TASK DESCRIPTION. For each line of the material, write out an exact copy.
- - - - - - -
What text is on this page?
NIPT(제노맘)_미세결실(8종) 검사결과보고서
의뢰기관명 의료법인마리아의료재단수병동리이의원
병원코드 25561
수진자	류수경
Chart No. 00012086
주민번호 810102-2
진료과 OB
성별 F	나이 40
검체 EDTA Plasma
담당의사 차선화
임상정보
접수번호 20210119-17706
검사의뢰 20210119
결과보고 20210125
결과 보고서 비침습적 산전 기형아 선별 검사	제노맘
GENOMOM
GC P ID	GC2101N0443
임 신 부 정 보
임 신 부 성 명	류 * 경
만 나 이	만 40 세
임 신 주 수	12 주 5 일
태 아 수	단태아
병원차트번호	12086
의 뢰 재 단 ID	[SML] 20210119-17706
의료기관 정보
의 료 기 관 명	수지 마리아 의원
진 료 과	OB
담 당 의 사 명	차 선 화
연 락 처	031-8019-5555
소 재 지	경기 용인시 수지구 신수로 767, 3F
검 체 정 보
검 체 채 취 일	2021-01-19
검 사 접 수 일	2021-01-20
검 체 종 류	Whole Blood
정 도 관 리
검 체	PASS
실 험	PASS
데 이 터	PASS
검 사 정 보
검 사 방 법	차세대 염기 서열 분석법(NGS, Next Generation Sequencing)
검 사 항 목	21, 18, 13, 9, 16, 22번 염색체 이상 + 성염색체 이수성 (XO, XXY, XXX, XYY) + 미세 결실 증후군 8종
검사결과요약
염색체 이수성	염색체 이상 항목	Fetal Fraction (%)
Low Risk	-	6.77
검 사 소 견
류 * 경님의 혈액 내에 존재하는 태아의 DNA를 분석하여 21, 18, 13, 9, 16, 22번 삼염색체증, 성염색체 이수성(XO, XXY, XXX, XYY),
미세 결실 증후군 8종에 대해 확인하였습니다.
- - - - - - -
OUTPUT BELOW.
What text is on this page?
NIPT(제노맘)_미세결실(8종) 검사결과보고서
의뢰기관명 의료법인마리아의료재단수병동리이의원
병원코드 25561
수진자	류수경
Chart No. 00012086
주민번호 810102-2
진료과 OB
성별 F	나이 40
검체 EDTA Plasma
담당의사 차선화
임상정보
접수번호 20210119-17706
검사의뢰 20210119
결과보고 20210125
결과 보고서 비침습적 산전 기형아 선별 검사	제노맘
GENOMOM
GC P ID	GC2101N0443
임 신 부 정 보
임 신 부 성 명	류 * 경
만 나 이	만 40 세
임 신 주 수	12 주 5 일
태 아 수	단태아
병원차트번호	12086
의 뢰 재 단 ID	[SML] 20210119-17706
의료기관 정보
의 료 기 관 명	수지 마리아 의원
진 료 과	OB
담 당 의 사 명	차 선 화
연 락 처	031-8019-5555
소 재 지	경기 용인시 수지구 신수로 767, 3F
검 체 정 보
검 체 채 취 일	2021-01-19
검 사 접 수 일	2021-01-20
검 체 종 류	Whole Blood
정 도 관 리
검 체	PASS
실 험	PASS
데 이 터	PASS
검 사 정 보
검 사 방 법	차세대 염기 서열 분석법(NGS, Next Generation Sequencing)
검 사 항 목	21, 18, 13, 9, 16, 22번 염색체 이상 + 성염색체 이수성 (XO, XXY, XXX, XYY) + 미세 결실 증후군 8종
검사결과요약
염색체 이수성	염색체 이상 항목	Fetal Fraction (%)
Low Risk	-	6.77
검 사 소 견
류 * 경님의 혈액 내에 존재하는 태아의 DNA를 분석하여 21, 18, 13, 9, 16, 22번 삼염색체증, 성염색체 이수성(XO, XXY, XXX, XYY),
미세 결실 증후군 8종에 대해 확인하였습니다.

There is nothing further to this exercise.